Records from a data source
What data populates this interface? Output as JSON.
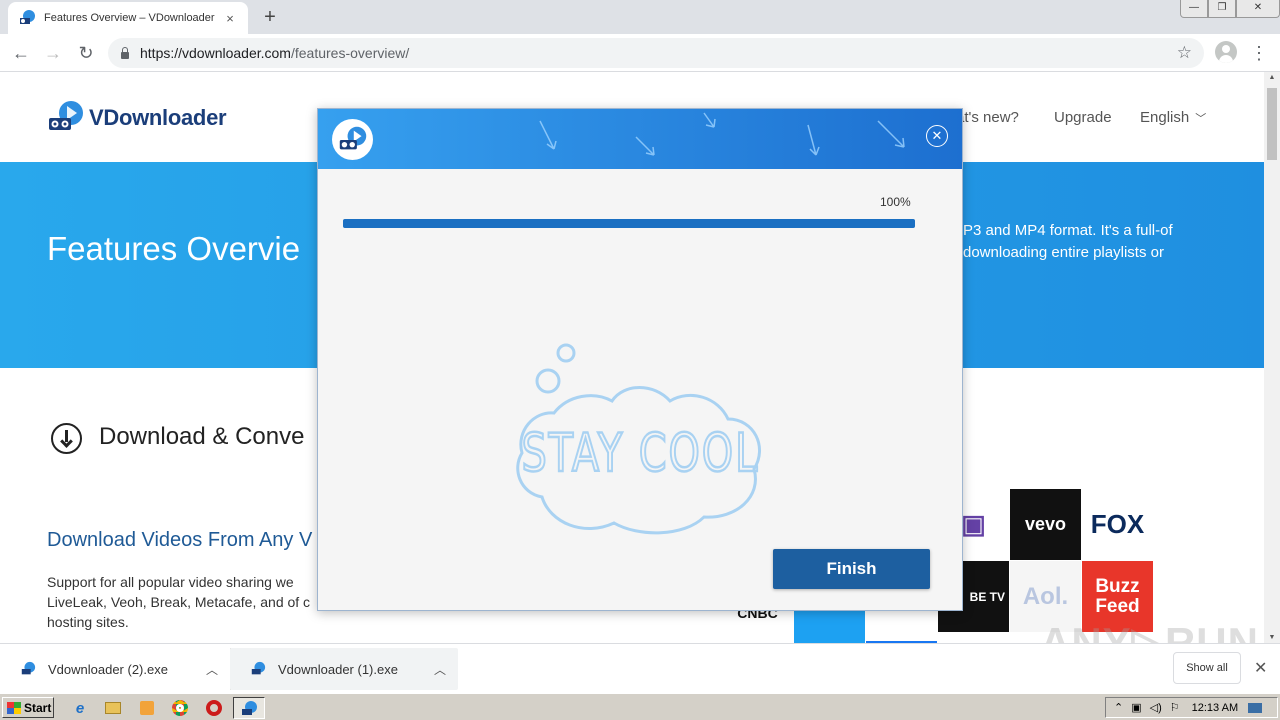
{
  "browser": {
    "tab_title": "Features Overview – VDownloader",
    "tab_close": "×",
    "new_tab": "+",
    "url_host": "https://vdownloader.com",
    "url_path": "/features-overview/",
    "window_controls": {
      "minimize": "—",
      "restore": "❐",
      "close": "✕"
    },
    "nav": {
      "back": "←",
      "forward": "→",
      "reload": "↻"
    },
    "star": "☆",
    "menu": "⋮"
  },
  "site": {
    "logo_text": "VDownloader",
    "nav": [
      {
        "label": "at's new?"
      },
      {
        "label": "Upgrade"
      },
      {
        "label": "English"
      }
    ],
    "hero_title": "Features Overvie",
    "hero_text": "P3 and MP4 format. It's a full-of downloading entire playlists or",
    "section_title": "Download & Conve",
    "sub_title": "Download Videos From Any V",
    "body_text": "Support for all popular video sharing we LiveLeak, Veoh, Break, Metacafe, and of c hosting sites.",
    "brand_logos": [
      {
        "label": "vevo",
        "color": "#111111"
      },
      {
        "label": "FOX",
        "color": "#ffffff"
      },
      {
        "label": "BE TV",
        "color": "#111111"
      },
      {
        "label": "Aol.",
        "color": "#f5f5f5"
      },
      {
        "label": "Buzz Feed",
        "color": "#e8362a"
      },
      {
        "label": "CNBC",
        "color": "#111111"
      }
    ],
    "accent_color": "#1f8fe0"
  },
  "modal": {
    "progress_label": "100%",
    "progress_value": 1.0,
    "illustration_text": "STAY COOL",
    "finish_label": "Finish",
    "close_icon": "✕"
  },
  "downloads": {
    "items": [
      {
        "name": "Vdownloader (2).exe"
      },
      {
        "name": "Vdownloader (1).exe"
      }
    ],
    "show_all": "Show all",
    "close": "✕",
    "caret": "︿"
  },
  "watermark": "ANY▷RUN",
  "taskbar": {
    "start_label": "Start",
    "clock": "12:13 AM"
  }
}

---

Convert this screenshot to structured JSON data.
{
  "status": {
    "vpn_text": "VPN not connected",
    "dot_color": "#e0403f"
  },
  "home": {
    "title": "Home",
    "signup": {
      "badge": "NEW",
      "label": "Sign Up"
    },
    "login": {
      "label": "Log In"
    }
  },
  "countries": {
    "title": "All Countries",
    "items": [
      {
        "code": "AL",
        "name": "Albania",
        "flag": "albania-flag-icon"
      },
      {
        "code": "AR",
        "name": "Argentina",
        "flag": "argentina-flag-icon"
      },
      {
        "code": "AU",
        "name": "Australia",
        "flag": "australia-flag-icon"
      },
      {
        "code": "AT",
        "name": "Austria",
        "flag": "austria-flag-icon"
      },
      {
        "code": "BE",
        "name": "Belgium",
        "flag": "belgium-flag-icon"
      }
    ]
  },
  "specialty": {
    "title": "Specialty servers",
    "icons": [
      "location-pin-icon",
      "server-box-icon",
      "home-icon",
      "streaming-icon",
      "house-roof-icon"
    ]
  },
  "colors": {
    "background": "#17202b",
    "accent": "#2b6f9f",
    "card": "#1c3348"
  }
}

---

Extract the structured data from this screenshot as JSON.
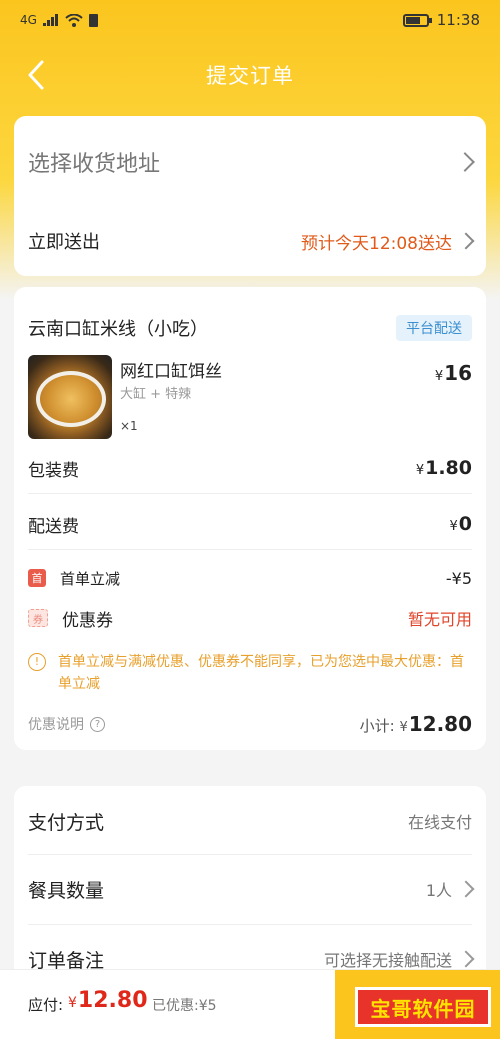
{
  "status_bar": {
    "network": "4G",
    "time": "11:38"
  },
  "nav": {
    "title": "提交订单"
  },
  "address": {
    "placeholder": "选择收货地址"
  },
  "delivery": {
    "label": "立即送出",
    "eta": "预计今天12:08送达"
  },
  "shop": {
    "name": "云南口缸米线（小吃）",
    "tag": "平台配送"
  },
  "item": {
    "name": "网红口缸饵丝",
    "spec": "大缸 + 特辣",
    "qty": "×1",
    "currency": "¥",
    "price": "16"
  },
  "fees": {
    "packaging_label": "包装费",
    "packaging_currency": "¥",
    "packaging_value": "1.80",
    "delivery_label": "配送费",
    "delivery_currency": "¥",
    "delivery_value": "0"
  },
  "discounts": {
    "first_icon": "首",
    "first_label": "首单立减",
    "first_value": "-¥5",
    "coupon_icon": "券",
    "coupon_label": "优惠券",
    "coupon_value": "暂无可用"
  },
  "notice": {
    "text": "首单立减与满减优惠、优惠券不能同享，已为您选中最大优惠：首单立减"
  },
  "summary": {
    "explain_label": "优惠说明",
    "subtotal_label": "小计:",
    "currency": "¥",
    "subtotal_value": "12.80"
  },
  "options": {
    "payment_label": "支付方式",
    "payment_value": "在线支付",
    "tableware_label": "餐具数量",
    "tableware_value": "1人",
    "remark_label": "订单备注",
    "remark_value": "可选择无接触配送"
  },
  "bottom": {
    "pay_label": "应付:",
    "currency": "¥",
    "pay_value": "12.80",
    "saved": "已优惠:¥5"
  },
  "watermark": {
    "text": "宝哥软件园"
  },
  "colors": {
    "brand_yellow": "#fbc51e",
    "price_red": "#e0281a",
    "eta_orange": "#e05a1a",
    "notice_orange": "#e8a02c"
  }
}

Short exercise » Scan the material and collect every line that contains "code".

Exercise output »
        "code": "AL",
        "code": "AR",
        "code": "AU",
        "code": "AT",
        "code": "BE",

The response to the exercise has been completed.